Your instructions
Exactly repeat the full listing that follows.

Dataset rows:
####
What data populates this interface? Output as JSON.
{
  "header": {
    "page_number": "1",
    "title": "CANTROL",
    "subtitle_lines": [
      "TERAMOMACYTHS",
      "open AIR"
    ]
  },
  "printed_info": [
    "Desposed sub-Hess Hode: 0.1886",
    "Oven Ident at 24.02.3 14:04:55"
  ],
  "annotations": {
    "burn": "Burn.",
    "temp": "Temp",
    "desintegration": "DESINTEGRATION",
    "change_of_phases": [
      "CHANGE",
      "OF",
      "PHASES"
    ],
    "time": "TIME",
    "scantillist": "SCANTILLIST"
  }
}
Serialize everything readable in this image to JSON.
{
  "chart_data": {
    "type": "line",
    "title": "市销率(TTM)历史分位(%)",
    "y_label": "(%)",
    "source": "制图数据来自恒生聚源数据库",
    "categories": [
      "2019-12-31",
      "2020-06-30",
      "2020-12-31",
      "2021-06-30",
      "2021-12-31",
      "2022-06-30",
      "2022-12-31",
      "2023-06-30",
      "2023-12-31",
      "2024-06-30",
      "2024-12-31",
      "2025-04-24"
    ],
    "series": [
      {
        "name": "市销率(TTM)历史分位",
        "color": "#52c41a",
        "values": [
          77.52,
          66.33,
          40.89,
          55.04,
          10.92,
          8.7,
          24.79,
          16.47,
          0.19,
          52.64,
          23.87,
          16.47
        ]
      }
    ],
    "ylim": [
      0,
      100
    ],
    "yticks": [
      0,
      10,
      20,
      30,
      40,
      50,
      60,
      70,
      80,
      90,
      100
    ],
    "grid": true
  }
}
####
Solution for this task
What data populates this interface? Output as JSON.
{
  "header": {
    "page_number": "1",
    "title": "CANTROL",
    "subtitle_lines": [
      "TERAMOMACYTHS",
      "open AIR"
    ]
  },
  "printed_info": [
    "Desposed sub-Hess Hode: 0.1886",
    "Oven Ident at 24.02.3 14:04:55"
  ],
  "annotations": {
    "burn": "Burn.",
    "temp": "Temp",
    "desintegration": "DESINTEGRATION",
    "change_of_phases": [
      "CHANGE",
      "OF",
      "PHASES"
    ],
    "time": "TIME",
    "scantillist": "SCANTILLIST"
  }
}
Serialize everything readable in this image to JSON.
{
  "chart_data": {
    "type": "line",
    "title": "市销率(TTM)历史分位(%)",
    "y_label": "(%)",
    "source": "制图数据来自恒生聚源数据库",
    "categories": [
      "2019-12-31",
      "2020-06-30",
      "2020-12-31",
      "2021-06-30",
      "2021-12-31",
      "2022-06-30",
      "2022-12-31",
      "2023-06-30",
      "2023-12-31",
      "2024-06-30",
      "2024-12-31",
      "2025-04-24"
    ],
    "series": [
      {
        "name": "市销率(TTM)历史分位",
        "color": "#52c41a",
        "values": [
          77.52,
          66.33,
          40.89,
          55.04,
          10.92,
          8.7,
          24.79,
          16.47,
          0.19,
          52.64,
          23.87,
          16.47
        ]
      }
    ],
    "ylim": [
      0,
      100
    ],
    "yticks": [
      0,
      10,
      20,
      30,
      40,
      50,
      60,
      70,
      80,
      90,
      100
    ],
    "grid": true
  }
}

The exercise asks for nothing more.